### Список заданий
a. Пожалуйста, процитируйте фрагмент о цензуре дословно, начиная со слов «Доктор филологических наук» и заканчивая словами «code of conduct.» включительно.
b. Как называется радиообращение, в котором Оруэлл сделал замечание, приведенное во фрагменте о цензуре, и к какому году оно относится?

──────── Фрагмент документа

Доктор филологических наук
Джордж Оруэлл, необыкновенно остро чувствовавший все, что ограничивает свободу мысли, в радиообращении «Литература и тоталитаризм» (1941) сделал чрезвычайно важное замечание:
Totalitarianism has abolished freedom of thought to an extent unheard of in any previous age. And it is important to realize that its control of thought is not only negative, but positive. It not only forbids you to express — even to think — certain thoughts, but it dictates what you shall think, it creates an ideology for you, it tries to govern your emotional life as well as setting up a code of conduct.
Тем самым Оруэлл ввел понятие позитивной цензуры, то есть цензуры, не запрещающей нечто, а предписывающей автору, о чем ему следует писать1. Мы, однако, привыкли называть цензурой обычный запрет, и поэтому до сих пор связываем свободу слова только с запретами и недооцениваем ту роль, которую сыграла позитивная цензура в разрушении коммуникативной культуры, недооцениваем тот вызов, который она бросает разуму и свободе. При этом мы недооцениваем — и это самое важное — пролонгированный характер позитивной цензуры.
Запреты существовали всегда — запреты на книги и слова. Например, в царской России одно время пытались запретить слово «прогресс»2. Из-за войны в Украине табуированным оказалось само слово «война», в связи с чем был предложен эвфемизм «специальная военная операция», впоследствии замененный звучащей еще нейтральней аббревиатурой — СВО. Табу и эвфемизмы — вечные спутники языка, и ничего нового они собой не представляют. В России эвфемизмы использовали и «благонамеренные» авторы и сатирики, которые с их помощью дезавуировали саму цензуру (случай с «эзоповым языком» Щедрина).

────────────────
──────── Приведенные строки

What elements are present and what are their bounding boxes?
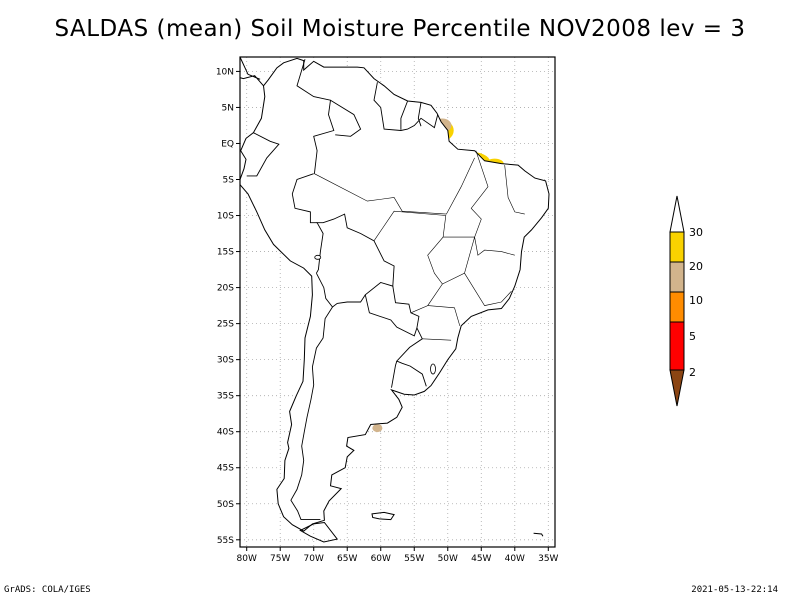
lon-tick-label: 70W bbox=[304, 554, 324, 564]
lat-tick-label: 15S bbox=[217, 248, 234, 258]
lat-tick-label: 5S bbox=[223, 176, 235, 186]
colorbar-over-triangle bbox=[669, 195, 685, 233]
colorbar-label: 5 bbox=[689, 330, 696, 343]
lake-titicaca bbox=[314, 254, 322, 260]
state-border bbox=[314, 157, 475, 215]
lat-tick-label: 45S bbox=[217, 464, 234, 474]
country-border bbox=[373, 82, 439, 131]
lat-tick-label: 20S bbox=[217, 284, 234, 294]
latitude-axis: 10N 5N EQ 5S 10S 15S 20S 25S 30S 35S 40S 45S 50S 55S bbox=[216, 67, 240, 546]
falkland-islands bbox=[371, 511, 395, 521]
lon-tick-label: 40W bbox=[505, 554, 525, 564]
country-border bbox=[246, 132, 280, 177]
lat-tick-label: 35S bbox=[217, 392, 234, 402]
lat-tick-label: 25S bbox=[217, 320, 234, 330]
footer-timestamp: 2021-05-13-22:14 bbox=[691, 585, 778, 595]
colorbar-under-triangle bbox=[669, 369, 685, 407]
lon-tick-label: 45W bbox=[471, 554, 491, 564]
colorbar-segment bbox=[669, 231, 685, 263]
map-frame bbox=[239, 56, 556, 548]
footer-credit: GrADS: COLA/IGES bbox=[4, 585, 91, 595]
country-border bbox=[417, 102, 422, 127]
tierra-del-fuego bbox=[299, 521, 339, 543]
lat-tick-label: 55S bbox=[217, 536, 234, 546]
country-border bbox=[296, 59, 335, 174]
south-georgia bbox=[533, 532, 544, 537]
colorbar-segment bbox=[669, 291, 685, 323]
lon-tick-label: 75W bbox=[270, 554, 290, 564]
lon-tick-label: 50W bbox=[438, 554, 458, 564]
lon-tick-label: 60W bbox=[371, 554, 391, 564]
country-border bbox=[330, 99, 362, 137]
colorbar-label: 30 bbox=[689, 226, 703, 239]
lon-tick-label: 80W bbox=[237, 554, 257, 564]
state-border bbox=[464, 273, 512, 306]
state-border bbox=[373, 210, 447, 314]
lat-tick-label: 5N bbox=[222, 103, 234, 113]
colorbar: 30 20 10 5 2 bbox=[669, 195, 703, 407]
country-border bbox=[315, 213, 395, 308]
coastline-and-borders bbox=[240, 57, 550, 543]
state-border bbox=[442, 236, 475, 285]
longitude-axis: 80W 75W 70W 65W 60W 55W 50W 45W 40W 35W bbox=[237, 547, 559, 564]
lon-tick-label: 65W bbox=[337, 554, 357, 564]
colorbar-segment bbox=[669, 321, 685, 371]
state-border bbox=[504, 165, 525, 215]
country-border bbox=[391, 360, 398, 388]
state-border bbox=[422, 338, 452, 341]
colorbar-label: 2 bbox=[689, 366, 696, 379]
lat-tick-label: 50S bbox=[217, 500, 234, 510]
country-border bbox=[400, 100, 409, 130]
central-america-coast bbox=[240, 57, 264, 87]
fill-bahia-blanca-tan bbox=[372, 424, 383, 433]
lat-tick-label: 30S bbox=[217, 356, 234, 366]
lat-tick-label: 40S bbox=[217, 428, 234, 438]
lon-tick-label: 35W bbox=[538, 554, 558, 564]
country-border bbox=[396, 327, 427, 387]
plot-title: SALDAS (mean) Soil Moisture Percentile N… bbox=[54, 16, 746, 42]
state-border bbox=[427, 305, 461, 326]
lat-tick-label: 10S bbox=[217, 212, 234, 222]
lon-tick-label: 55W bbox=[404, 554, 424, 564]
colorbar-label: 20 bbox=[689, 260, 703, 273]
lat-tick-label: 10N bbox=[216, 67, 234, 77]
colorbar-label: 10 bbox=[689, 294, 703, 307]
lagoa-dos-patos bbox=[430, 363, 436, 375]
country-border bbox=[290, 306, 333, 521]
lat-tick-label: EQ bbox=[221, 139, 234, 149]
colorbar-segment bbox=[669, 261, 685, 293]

────────────────

### Ответы ниже
a.
Доктор филологических наук
Джордж Оруэлл, необыкновенно остро чувствовавший все, что ограничивает свободу мысли, в радиообращении «Литература и тоталитаризм» (1941) сделал чрезвычайно важное замечание:
Totalitarianism has abolished freedom of thought to an extent unheard of in any previous age. And it is important to realize that its control of thought is not only negative, but positive. It not only forbids you to express — even to think — certain thoughts, but it dictates what you shall think, it creates an ideology for you, it tries to govern your emotional life as well as setting up a code of conduct.

b. «Литература и тоталитаризм», 1941 год.